● PROVIDED INFORMATION:
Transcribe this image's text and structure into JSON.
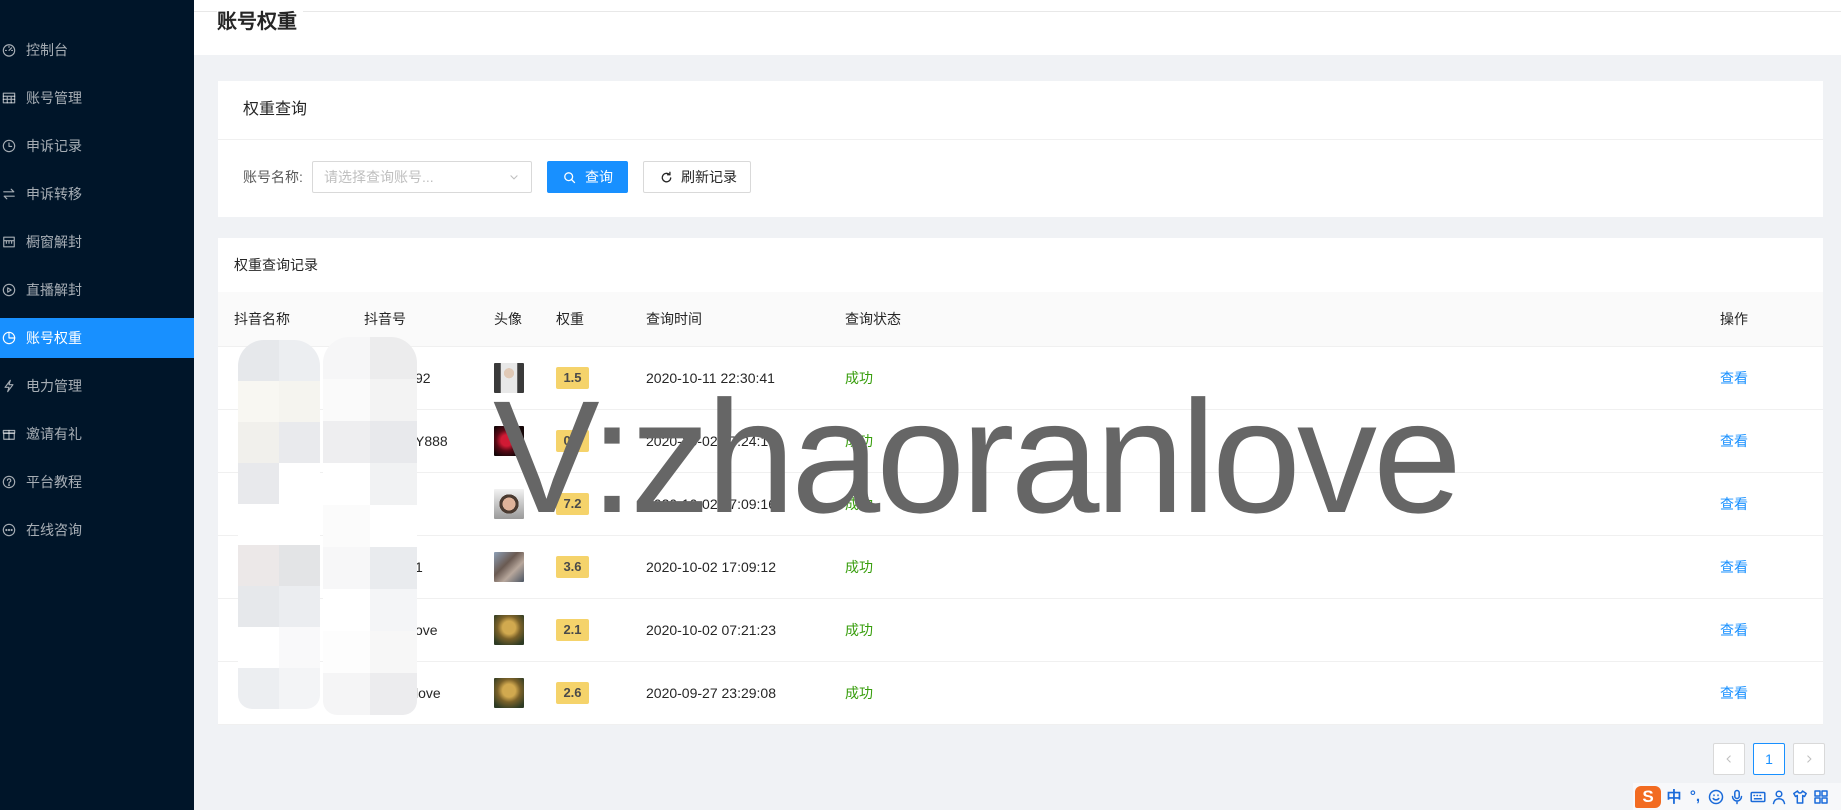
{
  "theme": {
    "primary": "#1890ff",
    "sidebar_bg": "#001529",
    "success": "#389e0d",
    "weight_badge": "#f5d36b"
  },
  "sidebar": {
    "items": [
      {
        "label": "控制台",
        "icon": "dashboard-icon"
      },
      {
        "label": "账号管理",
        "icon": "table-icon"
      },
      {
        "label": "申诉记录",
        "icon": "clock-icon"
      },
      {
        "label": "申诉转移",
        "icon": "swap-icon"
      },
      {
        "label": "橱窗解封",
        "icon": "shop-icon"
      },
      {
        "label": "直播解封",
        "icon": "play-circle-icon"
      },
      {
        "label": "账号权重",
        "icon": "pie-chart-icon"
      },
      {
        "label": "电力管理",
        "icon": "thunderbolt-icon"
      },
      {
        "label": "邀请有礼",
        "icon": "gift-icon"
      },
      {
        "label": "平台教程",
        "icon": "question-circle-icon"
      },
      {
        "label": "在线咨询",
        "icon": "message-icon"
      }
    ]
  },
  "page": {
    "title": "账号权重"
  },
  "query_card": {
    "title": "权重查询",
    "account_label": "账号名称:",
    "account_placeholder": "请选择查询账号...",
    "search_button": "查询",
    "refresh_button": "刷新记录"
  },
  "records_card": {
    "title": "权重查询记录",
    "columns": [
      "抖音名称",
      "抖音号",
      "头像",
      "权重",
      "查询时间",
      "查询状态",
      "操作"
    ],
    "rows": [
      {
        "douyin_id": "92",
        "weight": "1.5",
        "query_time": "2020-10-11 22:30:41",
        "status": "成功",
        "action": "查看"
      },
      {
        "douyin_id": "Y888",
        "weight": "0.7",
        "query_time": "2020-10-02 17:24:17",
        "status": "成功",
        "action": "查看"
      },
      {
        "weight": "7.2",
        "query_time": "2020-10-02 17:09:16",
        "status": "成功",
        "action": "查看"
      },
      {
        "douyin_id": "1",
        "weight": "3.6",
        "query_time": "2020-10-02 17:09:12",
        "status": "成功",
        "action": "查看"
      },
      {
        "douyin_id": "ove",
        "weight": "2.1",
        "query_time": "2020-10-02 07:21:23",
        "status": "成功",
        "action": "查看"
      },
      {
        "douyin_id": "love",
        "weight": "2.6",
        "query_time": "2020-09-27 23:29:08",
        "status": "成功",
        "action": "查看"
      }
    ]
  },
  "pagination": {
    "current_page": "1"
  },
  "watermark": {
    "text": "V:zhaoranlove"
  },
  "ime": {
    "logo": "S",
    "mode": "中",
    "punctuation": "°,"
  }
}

● WHAT YOU HAVE TO DO:
Count the lines in which the string "text" appears, then report only that figure.

● TASK RESPONSE:
2